** Start **

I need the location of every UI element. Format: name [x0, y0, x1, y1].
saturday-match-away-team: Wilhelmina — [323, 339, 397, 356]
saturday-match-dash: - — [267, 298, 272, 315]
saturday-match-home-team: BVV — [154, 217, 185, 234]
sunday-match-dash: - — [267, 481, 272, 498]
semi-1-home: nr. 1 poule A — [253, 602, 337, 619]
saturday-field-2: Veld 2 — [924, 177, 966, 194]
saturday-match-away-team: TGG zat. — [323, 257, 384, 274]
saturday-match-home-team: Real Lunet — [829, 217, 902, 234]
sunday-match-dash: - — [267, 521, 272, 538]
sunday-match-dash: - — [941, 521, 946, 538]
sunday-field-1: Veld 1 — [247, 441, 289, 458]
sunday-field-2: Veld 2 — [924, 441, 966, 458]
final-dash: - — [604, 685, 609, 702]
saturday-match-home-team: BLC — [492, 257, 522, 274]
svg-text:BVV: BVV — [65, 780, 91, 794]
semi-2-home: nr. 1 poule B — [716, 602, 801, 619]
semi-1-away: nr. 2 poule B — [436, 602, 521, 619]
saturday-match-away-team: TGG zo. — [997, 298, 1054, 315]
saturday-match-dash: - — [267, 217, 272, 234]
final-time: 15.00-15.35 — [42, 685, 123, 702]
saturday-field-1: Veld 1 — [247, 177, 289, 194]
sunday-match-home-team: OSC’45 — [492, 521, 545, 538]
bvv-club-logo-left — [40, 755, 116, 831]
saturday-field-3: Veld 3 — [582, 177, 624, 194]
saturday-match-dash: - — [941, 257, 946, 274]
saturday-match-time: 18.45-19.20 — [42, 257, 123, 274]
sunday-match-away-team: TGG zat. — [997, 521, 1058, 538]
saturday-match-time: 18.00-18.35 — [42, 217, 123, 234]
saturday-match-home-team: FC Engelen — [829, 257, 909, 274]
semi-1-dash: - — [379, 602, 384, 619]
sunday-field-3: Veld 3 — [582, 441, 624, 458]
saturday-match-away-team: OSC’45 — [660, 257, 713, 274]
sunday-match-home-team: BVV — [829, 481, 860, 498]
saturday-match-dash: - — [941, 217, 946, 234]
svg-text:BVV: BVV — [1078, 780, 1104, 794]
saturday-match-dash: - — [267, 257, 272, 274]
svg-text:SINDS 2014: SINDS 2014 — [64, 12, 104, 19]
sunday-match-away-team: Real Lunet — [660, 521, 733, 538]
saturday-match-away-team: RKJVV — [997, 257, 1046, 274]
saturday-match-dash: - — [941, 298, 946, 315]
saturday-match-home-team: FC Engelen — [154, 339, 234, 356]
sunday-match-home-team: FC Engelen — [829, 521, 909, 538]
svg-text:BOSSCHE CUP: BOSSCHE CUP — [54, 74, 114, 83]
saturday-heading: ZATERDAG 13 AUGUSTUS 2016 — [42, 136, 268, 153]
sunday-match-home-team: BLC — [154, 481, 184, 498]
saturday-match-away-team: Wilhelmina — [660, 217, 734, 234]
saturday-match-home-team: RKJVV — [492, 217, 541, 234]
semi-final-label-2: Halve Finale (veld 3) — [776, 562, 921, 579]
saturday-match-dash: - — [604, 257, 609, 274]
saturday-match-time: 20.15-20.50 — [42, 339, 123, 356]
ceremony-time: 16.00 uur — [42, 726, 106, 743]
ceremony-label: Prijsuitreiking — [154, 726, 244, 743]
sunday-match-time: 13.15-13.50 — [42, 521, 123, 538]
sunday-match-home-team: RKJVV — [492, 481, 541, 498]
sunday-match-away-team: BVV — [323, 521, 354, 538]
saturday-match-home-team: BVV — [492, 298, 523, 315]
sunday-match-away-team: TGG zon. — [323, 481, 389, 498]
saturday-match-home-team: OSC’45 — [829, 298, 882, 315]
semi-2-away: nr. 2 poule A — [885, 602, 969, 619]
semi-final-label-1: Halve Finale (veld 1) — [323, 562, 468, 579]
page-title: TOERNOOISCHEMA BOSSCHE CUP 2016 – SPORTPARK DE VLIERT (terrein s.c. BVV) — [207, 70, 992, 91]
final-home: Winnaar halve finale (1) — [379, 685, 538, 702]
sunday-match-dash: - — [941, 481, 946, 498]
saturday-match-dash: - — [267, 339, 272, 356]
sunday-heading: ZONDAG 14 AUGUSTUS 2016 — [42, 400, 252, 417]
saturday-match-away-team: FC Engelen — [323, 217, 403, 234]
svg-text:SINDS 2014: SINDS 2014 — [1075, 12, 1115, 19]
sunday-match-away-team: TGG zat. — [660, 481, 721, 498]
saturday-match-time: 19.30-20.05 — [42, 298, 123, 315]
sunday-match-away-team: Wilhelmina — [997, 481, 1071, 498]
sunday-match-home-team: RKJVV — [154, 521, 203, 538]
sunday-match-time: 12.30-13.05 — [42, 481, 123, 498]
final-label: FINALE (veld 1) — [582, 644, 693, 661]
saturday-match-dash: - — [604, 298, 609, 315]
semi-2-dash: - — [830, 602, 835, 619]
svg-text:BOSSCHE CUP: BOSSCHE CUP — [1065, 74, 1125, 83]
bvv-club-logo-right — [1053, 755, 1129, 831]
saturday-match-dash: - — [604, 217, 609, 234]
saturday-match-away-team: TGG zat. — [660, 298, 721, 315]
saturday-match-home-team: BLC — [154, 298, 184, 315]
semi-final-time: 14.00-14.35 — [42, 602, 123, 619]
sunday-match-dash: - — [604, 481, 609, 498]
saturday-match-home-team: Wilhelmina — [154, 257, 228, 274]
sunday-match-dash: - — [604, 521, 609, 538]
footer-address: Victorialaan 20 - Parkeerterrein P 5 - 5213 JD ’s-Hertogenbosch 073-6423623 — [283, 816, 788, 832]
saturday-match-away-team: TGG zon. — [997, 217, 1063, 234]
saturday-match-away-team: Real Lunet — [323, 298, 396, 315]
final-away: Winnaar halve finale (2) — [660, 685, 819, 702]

** End **

Copy out the records from the beginning through the line containing "saturday-match-away-team: TGG zat. — [323, 257, 384, 274]", replacing "poule" with "pool" and keeping everything else the same.

I need the location of every UI element. Format: name [x0, y0, x1, y1].
saturday-match-away-team: Wilhelmina — [323, 339, 397, 356]
saturday-match-dash: - — [267, 298, 272, 315]
saturday-match-home-team: BVV — [154, 217, 185, 234]
sunday-match-dash: - — [267, 481, 272, 498]
semi-1-home: nr. 1 pool A — [253, 602, 337, 619]
saturday-field-2: Veld 2 — [924, 177, 966, 194]
saturday-match-away-team: TGG zat. — [323, 257, 384, 274]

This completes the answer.